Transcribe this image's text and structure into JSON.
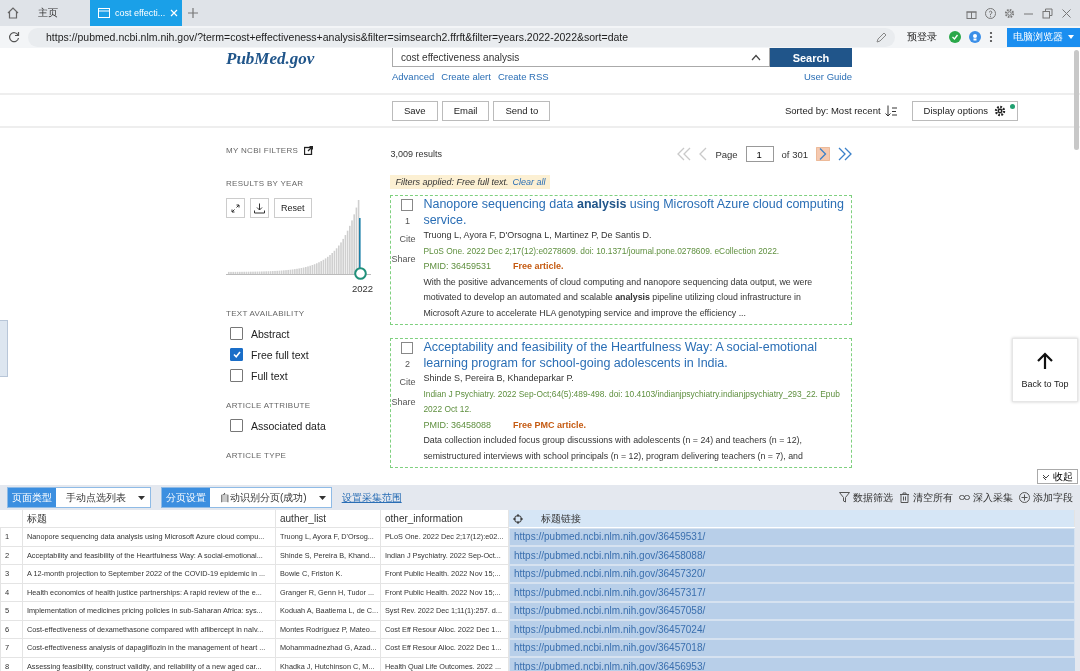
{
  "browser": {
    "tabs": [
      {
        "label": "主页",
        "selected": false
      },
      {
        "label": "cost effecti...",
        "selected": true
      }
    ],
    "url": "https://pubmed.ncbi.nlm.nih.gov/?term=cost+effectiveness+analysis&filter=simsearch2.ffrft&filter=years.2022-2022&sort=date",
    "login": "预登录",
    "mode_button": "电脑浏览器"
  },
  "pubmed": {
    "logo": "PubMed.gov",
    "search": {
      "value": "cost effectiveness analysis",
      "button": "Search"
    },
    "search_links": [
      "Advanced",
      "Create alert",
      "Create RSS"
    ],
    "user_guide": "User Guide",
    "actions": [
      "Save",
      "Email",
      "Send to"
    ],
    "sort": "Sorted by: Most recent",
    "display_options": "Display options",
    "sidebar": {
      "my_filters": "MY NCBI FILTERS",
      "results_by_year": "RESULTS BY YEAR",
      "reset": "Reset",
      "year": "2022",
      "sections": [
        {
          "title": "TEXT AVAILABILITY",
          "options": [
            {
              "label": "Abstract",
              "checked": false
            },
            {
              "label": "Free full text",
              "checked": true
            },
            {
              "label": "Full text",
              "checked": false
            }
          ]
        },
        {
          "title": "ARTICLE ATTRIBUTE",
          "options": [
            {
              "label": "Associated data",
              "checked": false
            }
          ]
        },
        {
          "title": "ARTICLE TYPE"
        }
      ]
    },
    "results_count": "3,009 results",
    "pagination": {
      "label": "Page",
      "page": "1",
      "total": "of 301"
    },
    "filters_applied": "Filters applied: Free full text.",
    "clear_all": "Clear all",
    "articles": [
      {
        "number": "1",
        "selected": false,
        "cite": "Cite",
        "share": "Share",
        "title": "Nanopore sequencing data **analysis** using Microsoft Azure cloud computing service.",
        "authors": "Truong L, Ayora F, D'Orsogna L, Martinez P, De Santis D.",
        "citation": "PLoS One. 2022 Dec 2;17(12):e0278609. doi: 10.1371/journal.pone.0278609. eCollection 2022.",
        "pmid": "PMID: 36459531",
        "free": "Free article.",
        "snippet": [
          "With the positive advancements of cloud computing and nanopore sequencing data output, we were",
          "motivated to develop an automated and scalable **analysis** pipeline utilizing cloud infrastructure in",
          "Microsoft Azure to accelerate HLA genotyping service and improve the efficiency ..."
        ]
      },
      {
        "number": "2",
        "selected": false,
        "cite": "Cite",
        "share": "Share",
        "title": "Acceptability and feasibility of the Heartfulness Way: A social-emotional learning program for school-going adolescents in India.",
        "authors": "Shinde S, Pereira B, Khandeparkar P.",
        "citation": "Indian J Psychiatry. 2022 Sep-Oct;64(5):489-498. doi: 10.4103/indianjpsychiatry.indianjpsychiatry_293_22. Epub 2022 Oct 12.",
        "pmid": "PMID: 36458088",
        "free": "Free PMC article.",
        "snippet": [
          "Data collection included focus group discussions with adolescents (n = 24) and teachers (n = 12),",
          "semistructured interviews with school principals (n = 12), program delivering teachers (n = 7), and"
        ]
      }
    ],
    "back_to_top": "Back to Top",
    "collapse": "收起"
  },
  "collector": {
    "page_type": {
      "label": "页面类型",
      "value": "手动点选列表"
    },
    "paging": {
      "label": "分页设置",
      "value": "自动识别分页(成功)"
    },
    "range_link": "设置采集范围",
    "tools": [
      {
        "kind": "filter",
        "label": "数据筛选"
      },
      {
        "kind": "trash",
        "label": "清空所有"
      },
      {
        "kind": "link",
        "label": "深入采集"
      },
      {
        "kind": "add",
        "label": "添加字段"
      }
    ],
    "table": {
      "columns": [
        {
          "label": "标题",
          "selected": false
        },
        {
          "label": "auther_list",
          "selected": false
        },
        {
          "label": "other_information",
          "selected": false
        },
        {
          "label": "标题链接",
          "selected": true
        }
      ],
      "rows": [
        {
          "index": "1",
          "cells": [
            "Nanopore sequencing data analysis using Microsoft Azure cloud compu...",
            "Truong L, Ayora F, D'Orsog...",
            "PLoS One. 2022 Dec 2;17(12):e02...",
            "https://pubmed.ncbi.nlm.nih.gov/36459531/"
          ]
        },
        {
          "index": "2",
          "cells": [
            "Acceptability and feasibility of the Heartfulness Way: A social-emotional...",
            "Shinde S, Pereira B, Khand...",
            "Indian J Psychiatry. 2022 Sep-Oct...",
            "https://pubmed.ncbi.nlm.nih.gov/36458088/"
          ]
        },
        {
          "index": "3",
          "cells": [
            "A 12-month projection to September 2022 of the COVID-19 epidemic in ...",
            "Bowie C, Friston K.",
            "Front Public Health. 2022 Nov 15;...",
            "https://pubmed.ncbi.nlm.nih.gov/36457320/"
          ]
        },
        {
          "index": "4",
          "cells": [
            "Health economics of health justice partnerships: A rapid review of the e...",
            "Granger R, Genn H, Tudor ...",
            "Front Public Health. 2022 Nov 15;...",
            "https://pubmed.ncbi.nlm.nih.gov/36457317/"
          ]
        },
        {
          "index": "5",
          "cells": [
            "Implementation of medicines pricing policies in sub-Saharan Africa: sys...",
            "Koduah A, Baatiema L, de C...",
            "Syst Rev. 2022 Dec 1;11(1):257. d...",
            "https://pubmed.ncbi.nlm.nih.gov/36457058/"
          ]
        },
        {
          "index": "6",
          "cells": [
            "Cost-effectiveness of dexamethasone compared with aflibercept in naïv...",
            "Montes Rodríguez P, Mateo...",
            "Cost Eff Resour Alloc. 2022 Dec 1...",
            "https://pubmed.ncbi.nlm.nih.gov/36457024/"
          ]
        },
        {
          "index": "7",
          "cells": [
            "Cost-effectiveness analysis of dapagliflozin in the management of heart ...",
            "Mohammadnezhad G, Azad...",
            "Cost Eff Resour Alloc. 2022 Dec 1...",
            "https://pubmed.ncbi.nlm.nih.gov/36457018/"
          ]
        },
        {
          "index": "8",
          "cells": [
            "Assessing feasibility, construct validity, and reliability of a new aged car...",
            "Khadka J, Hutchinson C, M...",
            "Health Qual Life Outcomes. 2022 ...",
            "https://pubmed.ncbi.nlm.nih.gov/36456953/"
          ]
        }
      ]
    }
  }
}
* * *
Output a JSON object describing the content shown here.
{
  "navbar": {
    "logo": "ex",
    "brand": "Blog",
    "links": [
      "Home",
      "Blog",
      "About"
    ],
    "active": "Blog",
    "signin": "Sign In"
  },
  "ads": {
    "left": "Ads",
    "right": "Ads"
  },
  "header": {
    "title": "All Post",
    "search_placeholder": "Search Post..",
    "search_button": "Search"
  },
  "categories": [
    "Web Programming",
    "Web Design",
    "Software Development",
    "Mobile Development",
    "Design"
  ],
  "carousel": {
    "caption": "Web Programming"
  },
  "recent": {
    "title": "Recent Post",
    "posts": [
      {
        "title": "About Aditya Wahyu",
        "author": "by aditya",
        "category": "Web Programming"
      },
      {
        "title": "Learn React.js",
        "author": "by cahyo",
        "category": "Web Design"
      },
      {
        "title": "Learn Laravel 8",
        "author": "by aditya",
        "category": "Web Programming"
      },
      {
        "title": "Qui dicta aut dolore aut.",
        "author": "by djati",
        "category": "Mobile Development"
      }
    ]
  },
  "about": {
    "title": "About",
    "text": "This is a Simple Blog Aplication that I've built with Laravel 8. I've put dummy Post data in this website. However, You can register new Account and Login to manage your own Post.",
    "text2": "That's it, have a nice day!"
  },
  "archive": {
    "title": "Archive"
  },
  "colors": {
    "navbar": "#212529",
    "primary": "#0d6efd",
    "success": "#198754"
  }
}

→ **OBJECTIVE**: Find the word "Truong" and list each line it appears in.

→ **COMPLETE OUTPUT**:
        "authors": "Truong L, Ayora F, D'Orsogna L, Martinez P, De Santis D.",
            "Truong L, Ayora F, D'Orsog...",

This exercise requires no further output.